What is asked —
Copy every line with the string "caption" in it.

Dataset —
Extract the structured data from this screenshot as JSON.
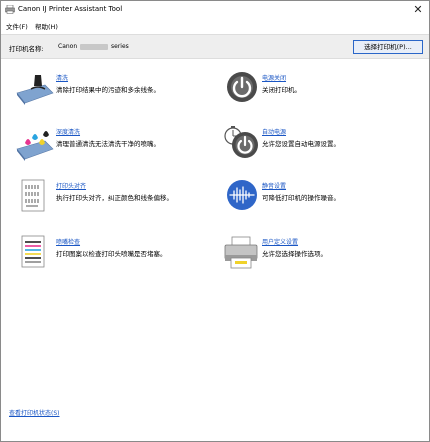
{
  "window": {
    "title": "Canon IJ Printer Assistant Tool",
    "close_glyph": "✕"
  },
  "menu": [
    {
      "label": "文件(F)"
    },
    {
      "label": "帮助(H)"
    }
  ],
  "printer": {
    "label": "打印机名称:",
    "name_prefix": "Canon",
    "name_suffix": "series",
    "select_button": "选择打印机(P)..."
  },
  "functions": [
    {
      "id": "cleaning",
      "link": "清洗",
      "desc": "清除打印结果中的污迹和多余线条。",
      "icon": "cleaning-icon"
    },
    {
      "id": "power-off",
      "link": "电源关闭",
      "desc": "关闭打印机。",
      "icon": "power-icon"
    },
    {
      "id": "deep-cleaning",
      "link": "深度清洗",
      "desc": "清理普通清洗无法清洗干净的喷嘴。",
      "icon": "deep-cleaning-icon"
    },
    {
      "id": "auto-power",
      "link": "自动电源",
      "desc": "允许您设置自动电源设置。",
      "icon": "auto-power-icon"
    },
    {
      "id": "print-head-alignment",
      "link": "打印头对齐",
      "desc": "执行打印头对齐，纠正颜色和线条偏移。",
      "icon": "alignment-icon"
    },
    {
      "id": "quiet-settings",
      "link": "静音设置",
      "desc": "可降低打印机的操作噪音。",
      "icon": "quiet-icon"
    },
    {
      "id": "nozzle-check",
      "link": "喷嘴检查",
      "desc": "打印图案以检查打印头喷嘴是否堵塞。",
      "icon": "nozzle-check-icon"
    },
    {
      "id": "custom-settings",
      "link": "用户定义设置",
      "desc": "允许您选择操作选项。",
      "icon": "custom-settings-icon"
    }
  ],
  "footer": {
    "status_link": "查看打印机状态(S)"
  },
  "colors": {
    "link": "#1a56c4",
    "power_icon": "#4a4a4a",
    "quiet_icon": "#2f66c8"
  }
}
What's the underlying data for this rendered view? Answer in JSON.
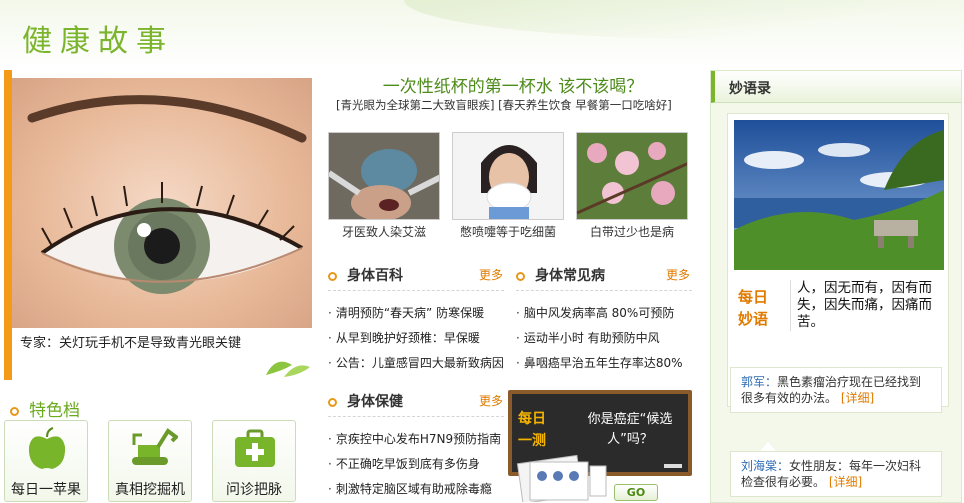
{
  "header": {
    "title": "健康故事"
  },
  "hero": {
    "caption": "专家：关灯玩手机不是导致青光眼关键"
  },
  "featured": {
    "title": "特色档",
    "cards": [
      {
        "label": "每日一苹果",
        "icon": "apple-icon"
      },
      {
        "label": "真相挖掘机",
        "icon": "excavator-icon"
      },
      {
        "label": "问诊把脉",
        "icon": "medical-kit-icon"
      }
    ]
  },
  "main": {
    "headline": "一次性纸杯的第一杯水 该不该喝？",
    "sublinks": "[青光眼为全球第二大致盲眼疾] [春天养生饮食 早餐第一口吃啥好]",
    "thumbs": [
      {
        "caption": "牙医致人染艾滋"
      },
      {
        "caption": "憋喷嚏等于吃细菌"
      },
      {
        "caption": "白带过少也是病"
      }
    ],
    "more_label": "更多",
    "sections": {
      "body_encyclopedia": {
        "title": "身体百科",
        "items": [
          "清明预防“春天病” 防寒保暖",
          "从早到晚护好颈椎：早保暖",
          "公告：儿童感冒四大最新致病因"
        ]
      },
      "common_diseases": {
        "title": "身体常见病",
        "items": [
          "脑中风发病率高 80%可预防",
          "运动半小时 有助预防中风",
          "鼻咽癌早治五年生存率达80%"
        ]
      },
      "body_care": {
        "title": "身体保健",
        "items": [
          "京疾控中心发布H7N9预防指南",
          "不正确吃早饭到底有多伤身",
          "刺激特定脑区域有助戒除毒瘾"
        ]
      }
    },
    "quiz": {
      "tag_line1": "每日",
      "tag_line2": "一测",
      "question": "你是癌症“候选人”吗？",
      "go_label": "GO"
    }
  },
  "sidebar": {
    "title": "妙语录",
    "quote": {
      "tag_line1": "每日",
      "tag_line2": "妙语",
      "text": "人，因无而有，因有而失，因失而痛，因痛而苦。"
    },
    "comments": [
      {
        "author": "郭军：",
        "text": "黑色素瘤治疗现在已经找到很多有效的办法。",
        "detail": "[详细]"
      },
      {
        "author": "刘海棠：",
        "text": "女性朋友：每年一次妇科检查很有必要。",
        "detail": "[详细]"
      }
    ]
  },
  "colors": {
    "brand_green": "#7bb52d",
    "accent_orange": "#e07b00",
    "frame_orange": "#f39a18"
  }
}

Answer below —
    "caption": "专家：关灯玩手机不是导致青光眼关键"
        "caption": "牙医致人染艾滋"
        "caption": "憋喷嚏等于吃细菌"
        "caption": "白带过少也是病"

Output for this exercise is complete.